> **Exercise directions**
Show each line that has the string "heading" in it.

-- begin Data entries --

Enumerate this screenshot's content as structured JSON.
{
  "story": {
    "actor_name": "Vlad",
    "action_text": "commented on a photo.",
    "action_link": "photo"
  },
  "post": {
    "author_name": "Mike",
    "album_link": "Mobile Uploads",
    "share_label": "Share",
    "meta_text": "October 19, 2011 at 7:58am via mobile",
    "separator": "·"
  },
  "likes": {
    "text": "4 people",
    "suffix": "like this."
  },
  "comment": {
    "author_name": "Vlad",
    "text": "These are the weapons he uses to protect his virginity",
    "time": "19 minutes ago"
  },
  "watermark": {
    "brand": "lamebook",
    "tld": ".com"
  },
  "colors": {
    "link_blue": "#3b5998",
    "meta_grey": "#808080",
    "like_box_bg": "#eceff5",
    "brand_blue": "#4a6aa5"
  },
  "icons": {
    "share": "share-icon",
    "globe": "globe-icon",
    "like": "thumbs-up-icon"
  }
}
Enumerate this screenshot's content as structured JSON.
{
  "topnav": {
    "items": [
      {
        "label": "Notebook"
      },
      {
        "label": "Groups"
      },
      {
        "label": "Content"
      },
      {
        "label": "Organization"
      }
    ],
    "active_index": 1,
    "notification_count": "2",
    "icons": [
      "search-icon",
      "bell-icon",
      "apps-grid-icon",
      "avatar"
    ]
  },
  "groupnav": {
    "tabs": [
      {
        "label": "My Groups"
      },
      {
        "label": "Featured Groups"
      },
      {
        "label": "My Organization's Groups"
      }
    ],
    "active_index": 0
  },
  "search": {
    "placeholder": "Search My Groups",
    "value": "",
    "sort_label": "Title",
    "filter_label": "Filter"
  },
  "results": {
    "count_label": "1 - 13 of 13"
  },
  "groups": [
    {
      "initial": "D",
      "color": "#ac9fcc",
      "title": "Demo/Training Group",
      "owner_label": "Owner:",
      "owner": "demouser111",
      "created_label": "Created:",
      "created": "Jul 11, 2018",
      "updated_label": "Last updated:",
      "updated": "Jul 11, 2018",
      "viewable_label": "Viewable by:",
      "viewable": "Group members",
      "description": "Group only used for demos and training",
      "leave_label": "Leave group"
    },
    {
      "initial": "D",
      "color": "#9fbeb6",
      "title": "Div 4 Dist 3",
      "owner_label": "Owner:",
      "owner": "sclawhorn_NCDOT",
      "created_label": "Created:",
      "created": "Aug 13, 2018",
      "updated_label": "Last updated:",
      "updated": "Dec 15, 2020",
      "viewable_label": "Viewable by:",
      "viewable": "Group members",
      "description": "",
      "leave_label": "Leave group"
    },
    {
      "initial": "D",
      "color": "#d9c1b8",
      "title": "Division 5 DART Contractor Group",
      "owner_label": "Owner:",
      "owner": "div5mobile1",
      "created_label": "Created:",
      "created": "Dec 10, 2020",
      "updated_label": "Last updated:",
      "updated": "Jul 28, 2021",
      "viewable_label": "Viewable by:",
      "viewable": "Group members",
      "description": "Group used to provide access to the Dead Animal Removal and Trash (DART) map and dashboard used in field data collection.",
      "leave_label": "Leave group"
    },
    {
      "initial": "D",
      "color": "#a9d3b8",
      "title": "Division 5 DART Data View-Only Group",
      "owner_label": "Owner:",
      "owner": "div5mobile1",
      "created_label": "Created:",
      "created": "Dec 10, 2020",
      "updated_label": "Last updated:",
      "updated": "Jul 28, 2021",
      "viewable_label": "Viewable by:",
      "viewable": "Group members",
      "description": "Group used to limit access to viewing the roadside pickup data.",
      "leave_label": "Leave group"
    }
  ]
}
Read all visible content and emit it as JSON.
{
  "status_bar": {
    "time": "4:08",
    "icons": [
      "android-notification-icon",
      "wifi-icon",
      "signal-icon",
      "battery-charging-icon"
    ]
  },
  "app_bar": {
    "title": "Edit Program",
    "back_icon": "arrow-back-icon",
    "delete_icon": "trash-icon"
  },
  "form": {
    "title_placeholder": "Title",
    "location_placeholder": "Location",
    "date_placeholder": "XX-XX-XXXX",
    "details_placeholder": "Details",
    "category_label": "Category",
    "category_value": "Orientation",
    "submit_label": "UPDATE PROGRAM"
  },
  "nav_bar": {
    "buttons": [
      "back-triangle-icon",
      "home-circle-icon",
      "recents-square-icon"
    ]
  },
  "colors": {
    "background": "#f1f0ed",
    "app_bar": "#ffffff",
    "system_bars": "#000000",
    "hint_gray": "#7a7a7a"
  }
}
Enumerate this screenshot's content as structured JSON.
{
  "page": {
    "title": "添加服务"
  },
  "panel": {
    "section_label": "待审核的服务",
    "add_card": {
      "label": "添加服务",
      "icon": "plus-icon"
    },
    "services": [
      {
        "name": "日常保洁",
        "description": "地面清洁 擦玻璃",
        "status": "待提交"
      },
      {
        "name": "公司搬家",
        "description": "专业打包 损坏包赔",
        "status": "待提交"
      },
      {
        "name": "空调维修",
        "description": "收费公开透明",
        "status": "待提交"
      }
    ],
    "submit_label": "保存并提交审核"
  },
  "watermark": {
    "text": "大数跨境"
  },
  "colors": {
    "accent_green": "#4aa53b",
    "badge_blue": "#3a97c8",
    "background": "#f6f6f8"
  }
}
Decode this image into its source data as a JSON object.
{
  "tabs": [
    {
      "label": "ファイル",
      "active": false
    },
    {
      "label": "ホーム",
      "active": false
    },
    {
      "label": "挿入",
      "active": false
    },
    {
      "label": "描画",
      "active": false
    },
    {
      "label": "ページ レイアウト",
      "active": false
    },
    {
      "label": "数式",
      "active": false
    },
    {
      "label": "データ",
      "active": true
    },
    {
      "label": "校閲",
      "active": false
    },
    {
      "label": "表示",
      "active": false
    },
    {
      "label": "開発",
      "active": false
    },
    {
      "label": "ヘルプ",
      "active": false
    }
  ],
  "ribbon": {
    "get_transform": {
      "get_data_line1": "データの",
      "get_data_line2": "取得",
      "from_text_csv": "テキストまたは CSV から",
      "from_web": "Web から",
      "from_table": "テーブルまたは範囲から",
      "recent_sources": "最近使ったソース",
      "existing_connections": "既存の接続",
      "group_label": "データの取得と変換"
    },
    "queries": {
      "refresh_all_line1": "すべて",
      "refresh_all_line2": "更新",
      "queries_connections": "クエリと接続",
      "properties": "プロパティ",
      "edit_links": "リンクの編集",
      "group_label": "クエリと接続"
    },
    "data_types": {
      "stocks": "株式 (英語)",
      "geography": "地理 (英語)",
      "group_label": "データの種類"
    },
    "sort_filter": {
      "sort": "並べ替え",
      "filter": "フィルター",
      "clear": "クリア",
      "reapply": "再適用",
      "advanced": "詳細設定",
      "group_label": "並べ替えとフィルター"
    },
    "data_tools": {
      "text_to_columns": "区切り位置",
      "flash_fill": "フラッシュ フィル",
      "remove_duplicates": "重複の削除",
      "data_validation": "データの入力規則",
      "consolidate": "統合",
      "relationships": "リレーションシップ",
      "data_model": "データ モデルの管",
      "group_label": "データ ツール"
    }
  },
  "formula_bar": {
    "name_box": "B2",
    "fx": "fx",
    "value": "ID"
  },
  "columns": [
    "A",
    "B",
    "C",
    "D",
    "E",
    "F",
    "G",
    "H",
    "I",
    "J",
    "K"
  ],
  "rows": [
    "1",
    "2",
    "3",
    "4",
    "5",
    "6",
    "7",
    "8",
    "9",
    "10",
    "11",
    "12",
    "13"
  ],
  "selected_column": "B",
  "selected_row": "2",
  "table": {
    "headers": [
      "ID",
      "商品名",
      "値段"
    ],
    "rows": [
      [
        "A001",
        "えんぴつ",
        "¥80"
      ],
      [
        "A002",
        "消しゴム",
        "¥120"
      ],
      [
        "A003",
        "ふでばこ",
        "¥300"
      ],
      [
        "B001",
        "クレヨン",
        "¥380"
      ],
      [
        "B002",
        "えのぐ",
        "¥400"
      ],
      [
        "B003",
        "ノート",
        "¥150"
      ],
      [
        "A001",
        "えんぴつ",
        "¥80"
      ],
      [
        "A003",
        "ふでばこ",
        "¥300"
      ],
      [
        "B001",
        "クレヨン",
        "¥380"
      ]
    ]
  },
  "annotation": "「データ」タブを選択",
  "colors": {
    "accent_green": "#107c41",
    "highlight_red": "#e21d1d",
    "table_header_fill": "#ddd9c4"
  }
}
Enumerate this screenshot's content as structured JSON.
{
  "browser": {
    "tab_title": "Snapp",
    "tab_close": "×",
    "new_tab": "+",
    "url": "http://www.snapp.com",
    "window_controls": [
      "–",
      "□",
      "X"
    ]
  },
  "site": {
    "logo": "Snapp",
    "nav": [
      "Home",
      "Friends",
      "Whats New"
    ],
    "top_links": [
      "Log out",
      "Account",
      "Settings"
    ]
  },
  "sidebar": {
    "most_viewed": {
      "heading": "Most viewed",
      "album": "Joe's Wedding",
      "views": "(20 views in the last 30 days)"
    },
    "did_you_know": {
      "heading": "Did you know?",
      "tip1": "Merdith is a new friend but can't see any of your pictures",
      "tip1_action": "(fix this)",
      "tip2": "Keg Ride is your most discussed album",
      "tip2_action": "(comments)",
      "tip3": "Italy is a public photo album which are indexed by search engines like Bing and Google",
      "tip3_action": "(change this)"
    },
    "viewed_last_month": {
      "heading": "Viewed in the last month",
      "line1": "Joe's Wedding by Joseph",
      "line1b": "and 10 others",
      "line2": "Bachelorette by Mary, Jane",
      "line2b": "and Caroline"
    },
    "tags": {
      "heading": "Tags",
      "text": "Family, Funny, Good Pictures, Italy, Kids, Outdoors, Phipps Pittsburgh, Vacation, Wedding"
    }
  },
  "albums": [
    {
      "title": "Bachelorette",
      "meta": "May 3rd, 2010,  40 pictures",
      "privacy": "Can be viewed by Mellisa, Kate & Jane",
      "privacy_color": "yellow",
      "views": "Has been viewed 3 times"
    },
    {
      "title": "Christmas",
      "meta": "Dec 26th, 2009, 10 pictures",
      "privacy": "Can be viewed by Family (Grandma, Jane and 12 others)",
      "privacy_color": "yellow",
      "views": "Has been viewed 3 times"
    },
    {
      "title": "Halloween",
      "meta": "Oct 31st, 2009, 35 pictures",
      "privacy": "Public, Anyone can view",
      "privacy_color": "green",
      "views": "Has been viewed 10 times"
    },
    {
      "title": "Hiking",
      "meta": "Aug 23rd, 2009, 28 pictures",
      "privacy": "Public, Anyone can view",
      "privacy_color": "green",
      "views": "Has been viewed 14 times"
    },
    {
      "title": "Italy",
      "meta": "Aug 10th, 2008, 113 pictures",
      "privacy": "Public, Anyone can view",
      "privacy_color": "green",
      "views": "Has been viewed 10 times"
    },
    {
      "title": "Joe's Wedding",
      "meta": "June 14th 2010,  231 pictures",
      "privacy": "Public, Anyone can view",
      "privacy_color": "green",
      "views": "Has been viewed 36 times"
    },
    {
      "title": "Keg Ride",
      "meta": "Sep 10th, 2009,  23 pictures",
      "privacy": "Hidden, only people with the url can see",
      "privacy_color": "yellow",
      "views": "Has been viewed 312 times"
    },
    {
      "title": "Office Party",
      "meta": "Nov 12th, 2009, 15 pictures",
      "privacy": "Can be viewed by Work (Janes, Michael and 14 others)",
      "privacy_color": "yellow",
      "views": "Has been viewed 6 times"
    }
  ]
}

-- end Data entries --

> **Result of the exercise**
      "heading": "Most viewed",
      "heading": "Did you know?",
      "heading": "Viewed in the last month",
      "heading": "Tags",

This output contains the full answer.